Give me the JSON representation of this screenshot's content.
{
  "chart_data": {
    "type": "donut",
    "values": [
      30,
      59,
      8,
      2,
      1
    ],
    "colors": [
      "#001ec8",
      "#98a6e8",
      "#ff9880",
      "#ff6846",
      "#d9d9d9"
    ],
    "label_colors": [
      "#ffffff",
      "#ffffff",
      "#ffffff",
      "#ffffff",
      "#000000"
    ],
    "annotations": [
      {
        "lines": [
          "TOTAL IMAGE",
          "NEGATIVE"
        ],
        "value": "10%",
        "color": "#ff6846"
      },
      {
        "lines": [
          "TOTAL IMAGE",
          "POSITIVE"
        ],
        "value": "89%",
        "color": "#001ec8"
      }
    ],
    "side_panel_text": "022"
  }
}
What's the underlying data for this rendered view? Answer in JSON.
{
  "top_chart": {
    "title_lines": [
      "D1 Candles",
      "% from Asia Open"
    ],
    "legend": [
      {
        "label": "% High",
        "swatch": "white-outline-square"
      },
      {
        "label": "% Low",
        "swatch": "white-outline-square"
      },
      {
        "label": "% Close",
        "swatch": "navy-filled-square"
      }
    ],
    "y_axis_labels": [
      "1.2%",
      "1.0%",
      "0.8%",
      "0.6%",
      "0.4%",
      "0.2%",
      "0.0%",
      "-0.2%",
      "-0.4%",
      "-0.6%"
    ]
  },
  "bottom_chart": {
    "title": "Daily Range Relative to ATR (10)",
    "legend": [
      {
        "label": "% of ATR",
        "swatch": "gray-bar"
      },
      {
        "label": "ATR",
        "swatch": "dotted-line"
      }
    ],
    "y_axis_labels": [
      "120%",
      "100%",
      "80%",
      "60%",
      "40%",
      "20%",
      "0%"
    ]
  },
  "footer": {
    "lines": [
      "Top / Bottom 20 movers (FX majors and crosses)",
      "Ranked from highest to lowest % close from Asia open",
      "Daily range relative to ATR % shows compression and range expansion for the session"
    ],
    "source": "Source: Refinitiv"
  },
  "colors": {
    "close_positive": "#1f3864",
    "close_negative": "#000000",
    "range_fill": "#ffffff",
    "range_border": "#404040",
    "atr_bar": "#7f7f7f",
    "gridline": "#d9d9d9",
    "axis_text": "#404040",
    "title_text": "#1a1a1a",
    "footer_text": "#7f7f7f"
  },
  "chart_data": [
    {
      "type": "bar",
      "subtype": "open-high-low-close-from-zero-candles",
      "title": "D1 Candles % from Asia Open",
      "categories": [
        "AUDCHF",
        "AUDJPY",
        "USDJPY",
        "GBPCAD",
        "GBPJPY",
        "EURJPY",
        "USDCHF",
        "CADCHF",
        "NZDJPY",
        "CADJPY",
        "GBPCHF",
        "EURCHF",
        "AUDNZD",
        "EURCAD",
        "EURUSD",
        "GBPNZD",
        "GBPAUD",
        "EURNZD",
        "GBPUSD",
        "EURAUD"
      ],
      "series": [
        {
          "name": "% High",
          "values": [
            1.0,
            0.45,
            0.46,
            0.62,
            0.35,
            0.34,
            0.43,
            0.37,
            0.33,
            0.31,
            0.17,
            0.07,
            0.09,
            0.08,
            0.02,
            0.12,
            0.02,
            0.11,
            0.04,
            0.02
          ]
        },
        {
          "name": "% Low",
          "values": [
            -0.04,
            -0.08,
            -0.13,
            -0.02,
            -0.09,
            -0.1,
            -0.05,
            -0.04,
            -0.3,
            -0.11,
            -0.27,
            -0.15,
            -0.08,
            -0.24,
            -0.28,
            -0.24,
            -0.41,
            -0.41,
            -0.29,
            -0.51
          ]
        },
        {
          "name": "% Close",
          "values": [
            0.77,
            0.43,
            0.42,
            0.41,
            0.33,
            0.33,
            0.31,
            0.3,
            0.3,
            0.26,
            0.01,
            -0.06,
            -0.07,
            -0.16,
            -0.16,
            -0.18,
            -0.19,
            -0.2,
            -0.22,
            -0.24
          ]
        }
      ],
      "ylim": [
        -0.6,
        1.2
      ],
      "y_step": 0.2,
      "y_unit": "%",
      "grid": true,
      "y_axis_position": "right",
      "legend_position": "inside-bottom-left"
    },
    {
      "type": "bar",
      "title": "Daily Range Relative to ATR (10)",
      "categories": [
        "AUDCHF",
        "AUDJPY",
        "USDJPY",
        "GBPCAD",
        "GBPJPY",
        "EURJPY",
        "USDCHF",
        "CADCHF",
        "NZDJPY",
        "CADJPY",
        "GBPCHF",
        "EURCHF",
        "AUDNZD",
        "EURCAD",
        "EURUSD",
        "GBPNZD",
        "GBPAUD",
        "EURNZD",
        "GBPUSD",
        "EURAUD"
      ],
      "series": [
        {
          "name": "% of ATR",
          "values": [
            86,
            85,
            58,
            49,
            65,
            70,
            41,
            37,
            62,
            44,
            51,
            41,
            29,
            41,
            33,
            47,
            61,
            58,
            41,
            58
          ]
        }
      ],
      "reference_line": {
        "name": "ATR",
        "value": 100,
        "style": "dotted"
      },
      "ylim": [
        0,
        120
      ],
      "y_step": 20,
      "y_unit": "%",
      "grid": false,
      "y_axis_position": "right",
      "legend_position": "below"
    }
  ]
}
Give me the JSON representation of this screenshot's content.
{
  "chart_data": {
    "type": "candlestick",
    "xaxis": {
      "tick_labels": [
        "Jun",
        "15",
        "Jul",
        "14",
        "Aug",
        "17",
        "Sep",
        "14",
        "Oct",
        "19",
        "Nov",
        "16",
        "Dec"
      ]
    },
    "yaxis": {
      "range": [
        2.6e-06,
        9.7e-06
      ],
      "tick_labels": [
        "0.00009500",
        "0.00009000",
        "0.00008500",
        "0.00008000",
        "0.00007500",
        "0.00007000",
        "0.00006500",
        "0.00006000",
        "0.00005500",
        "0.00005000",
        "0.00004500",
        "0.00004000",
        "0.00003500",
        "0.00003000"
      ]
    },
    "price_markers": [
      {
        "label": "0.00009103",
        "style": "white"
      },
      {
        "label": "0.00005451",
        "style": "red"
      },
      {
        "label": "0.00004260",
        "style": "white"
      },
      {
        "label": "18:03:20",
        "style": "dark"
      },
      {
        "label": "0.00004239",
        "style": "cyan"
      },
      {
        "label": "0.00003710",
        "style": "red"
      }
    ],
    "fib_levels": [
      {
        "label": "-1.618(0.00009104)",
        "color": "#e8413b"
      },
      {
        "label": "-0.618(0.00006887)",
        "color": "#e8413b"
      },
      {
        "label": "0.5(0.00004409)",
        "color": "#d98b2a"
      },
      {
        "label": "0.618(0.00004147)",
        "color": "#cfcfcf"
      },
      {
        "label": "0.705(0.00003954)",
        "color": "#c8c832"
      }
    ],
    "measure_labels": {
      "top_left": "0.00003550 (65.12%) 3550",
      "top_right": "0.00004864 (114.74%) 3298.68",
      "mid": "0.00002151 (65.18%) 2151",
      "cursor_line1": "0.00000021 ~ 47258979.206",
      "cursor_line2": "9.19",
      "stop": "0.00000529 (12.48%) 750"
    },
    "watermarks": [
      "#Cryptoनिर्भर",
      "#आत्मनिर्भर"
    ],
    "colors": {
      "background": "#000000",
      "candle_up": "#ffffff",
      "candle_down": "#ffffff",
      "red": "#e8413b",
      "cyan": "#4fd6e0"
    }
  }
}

* [WHAT YOU SHOULD DO]: Copy the lines from the entries above in which the word "Daily" appears.

* [SOLUTION BELOW]:
    "title": "Daily Range Relative to ATR (10)",
      "Daily range relative to ATR % shows compression and range expansion for the session"
      "title": "Daily Range Relative to ATR (10)",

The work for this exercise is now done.